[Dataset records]
--------------------------------

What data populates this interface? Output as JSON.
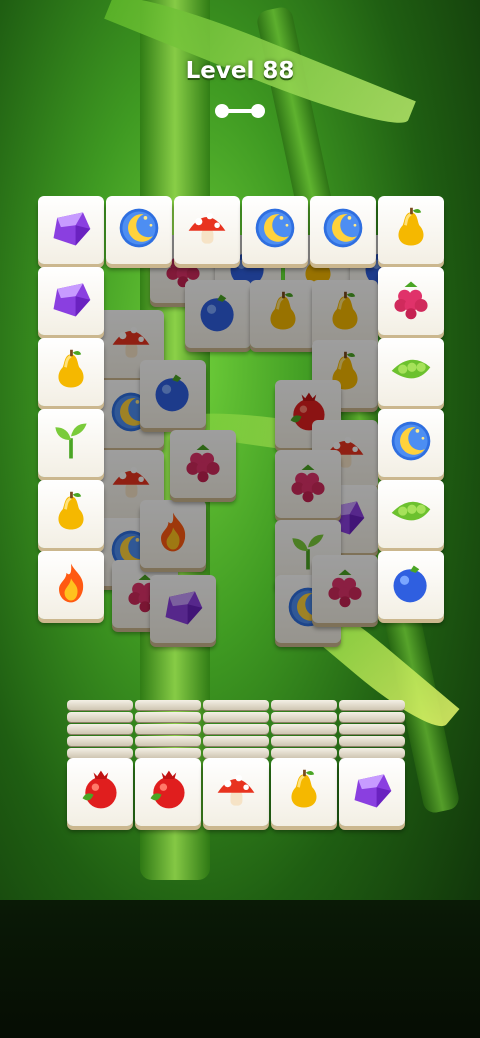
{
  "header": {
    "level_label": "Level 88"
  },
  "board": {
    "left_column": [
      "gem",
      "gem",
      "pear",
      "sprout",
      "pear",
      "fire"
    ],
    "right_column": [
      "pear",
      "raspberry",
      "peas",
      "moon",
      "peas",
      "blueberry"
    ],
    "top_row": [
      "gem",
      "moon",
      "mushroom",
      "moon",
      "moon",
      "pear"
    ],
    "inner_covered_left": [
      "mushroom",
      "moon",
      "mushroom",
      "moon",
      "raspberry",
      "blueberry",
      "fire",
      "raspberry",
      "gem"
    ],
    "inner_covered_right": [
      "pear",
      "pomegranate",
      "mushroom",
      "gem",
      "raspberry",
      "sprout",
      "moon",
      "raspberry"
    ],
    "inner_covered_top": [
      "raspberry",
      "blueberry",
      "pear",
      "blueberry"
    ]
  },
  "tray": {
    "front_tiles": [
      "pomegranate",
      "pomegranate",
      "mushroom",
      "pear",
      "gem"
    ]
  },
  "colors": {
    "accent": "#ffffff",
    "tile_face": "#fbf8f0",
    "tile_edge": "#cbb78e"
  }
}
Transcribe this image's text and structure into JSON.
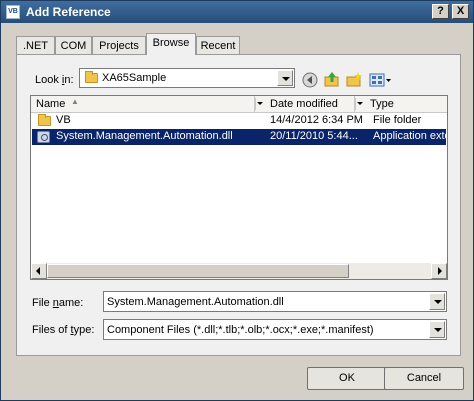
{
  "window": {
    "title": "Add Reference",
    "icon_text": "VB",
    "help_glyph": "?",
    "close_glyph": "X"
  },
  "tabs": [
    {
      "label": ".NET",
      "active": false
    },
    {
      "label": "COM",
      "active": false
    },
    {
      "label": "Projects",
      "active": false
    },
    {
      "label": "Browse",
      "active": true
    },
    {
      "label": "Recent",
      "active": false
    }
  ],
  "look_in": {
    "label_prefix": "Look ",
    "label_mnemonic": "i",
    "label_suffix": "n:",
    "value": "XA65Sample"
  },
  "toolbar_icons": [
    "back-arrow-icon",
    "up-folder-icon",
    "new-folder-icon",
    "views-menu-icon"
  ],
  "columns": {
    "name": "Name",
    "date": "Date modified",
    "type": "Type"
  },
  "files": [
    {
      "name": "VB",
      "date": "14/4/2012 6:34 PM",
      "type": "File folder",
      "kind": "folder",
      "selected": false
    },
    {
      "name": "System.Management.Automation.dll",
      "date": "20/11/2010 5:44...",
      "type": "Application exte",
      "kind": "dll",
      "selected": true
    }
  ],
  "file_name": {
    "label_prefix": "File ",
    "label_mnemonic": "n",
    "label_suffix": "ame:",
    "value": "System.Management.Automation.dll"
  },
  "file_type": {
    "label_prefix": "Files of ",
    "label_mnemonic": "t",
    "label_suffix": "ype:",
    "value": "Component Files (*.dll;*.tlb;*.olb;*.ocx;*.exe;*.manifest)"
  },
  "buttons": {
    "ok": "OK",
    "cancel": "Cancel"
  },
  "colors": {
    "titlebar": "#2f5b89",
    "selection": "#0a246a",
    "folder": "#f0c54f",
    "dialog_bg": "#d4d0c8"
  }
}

--------------------------------

### PROBLEM TO SOLVE
Leave every image out, and retype the material exactly.

### RESULT OF THE TASK
What data populates this interface? Output as JSON.
{
  "header": {
    "level_label": "Level 88"
  },
  "board": {
    "left_column": [
      "gem",
      "gem",
      "pear",
      "sprout",
      "pear",
      "fire"
    ],
    "right_column": [
      "pear",
      "raspberry",
      "peas",
      "moon",
      "peas",
      "blueberry"
    ],
    "top_row": [
      "gem",
      "moon",
      "mushroom",
      "moon",
      "moon",
      "pear"
    ],
    "inner_covered_left": [
      "mushroom",
      "moon",
      "mushroom",
      "moon",
      "raspberry",
      "blueberry",
      "fire",
      "raspberry",
      "gem"
    ],
    "inner_covered_right": [
      "pear",
      "pomegranate",
      "mushroom",
      "gem",
      "raspberry",
      "sprout",
      "moon",
      "raspberry"
    ],
    "inner_covered_top": [
      "raspberry",
      "blueberry",
      "pear",
      "blueberry"
    ]
  },
  "tray": {
    "front_tiles": [
      "pomegranate",
      "pomegranate",
      "mushroom",
      "pear",
      "gem"
    ]
  },
  "colors": {
    "accent": "#ffffff",
    "tile_face": "#fbf8f0",
    "tile_edge": "#cbb78e"
  }
}
Transcribe this image's text and structure into JSON.
{
  "window": {
    "title": "Add Reference",
    "icon_text": "VB",
    "help_glyph": "?",
    "close_glyph": "X"
  },
  "tabs": [
    {
      "label": ".NET",
      "active": false
    },
    {
      "label": "COM",
      "active": false
    },
    {
      "label": "Projects",
      "active": false
    },
    {
      "label": "Browse",
      "active": true
    },
    {
      "label": "Recent",
      "active": false
    }
  ],
  "look_in": {
    "label_prefix": "Look ",
    "label_mnemonic": "i",
    "label_suffix": "n:",
    "value": "XA65Sample"
  },
  "toolbar_icons": [
    "back-arrow-icon",
    "up-folder-icon",
    "new-folder-icon",
    "views-menu-icon"
  ],
  "columns": {
    "name": "Name",
    "date": "Date modified",
    "type": "Type"
  },
  "files": [
    {
      "name": "VB",
      "date": "14/4/2012 6:34 PM",
      "type": "File folder",
      "kind": "folder",
      "selected": false
    },
    {
      "name": "System.Management.Automation.dll",
      "date": "20/11/2010 5:44...",
      "type": "Application exte",
      "kind": "dll",
      "selected": true
    }
  ],
  "file_name": {
    "label_prefix": "File ",
    "label_mnemonic": "n",
    "label_suffix": "ame:",
    "value": "System.Management.Automation.dll"
  },
  "file_type": {
    "label_prefix": "Files of ",
    "label_mnemonic": "t",
    "label_suffix": "ype:",
    "value": "Component Files (*.dll;*.tlb;*.olb;*.ocx;*.exe;*.manifest)"
  },
  "buttons": {
    "ok": "OK",
    "cancel": "Cancel"
  },
  "colors": {
    "titlebar": "#2f5b89",
    "selection": "#0a246a",
    "folder": "#f0c54f",
    "dialog_bg": "#d4d0c8"
  }
}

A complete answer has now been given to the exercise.